Un nuevo caso de desnutrición emerge desde las sombras cotidianas de los arrabales profundos y se instala en las ágoras modernas por unos días.
En la localidad de Miraflores, Chaco, una beba wichí de dos meses de vida fue internada por desnutrición extrema luego de haber sido dada de alta en dos ocasiones previas. Luego de que el hospital Güemes le diera el alta (prematuramente según informó el Centro de Estudios Nelson Mandela – CENM -) debió haber recibido un seguimiento que nunca se concretó, de parte del puesto sanitario de Miraflores.
El CENM denunció mala praxis de parte del hospital y exigió atención inmediata. También se informó que la documentación asentada en el hospital omitía, como suele hacerse en estos casos, el grado real de desnutrición que padecía la beba, que exigía la continuidad de la internación y los cuidados.
El gobernador Jorge Capitanich intentó empujar el hecho a los márgenes donde se amontonan unos muchos casos que el poder intenta aislar, desligándolos de una pobreza estructural. Hace no mucho tiempo ensayó la misma maniobra de esconder tras la frialdad de los números la desigualdad social y la desidia de un sistema de salud obsoleto y xenófobo.

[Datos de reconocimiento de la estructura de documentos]
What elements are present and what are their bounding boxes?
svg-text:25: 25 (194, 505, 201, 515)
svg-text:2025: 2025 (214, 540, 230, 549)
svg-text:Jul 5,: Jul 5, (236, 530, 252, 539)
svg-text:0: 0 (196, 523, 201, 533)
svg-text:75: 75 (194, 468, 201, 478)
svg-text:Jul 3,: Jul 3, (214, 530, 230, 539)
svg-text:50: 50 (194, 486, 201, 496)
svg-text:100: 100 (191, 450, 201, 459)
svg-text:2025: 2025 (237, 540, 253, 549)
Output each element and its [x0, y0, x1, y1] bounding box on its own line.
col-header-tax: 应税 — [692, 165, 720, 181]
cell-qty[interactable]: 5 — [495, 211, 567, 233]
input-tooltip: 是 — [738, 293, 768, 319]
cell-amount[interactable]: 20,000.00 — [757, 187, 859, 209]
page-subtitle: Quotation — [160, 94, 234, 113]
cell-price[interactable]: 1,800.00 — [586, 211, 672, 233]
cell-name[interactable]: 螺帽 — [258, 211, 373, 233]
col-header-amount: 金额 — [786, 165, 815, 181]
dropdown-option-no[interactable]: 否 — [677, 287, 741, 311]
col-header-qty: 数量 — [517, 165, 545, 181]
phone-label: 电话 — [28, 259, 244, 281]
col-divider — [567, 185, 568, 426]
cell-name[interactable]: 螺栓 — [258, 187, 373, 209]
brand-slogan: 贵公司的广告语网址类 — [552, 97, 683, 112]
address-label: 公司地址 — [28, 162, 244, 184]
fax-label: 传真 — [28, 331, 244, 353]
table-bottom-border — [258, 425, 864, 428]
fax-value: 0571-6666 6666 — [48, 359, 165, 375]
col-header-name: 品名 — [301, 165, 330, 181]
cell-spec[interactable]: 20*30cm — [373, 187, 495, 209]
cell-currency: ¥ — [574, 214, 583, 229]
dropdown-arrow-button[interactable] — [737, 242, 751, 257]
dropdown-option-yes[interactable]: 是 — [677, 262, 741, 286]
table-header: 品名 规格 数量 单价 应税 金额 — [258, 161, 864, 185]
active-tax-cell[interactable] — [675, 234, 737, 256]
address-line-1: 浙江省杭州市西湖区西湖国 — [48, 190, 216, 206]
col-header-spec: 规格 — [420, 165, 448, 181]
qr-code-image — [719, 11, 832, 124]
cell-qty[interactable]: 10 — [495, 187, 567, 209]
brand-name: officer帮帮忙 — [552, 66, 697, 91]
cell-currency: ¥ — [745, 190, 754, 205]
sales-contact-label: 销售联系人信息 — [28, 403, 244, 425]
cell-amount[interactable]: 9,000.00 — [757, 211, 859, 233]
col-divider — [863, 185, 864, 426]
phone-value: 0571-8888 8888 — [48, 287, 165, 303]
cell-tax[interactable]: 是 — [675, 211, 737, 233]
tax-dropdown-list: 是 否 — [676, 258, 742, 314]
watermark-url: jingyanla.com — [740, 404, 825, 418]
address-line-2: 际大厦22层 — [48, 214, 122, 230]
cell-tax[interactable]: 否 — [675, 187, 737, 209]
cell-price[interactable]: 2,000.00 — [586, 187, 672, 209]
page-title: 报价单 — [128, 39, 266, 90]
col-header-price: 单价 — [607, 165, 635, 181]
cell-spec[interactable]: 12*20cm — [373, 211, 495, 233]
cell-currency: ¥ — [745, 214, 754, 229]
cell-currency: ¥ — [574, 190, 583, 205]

» Consigna de trabajo 1
Reemplaza "beba" por "niña" en el fragmento del texto sobre la desnutrición en Chaco que empieza en "En la localidad" y termina en "y los cuidados.".
» Consigna de trabajo 2
Convierte en una lista breve el párrafo del texto sobre la desnutrición en Chaco que comienza con "El CENM denunció mala praxis" y conserva sus datos principales.
» Consigna de trabajo 3
Según el texto sobre la desnutrición en Chaco, ¿cuántas veces había sido dada de alta la beba antes de su internación por desnutrición extrema?

» Respuesta del ejercicio 1
En la localidad de Miraflores, Chaco, una niña wichí de dos meses de vida fue internada por desnutrición extrema luego de haber sido dada de alta en dos ocasiones previas. Luego de que el hospital Güemes le diera el alta (prematuramente según informó el Centro de Estudios Nelson Mandela – CENM -) debió haber recibido un seguimiento que nunca se concretó, de parte del puesto sanitario de Miraflores.
El CENM denunció mala praxis de parte del hospital y exigió atención inmediata. También se informó que la documentación asentada en el hospital omitía, como suele hacerse en estos casos, el grado real de desnutrición que padecía la niña, que exigía la continuidad de la internación y los cuidados.

» Respuesta del ejercicio 2
- El CENM denunció mala praxis del hospital y exigió atención inmediata.
- La documentación del hospital omitía el grado real de desnutrición de la beba, como suele hacerse en estos casos.
- Ese grado de desnutrición exigía continuar la internación y los cuidados.

» Respuesta del ejercicio 3
En dos ocasiones previas.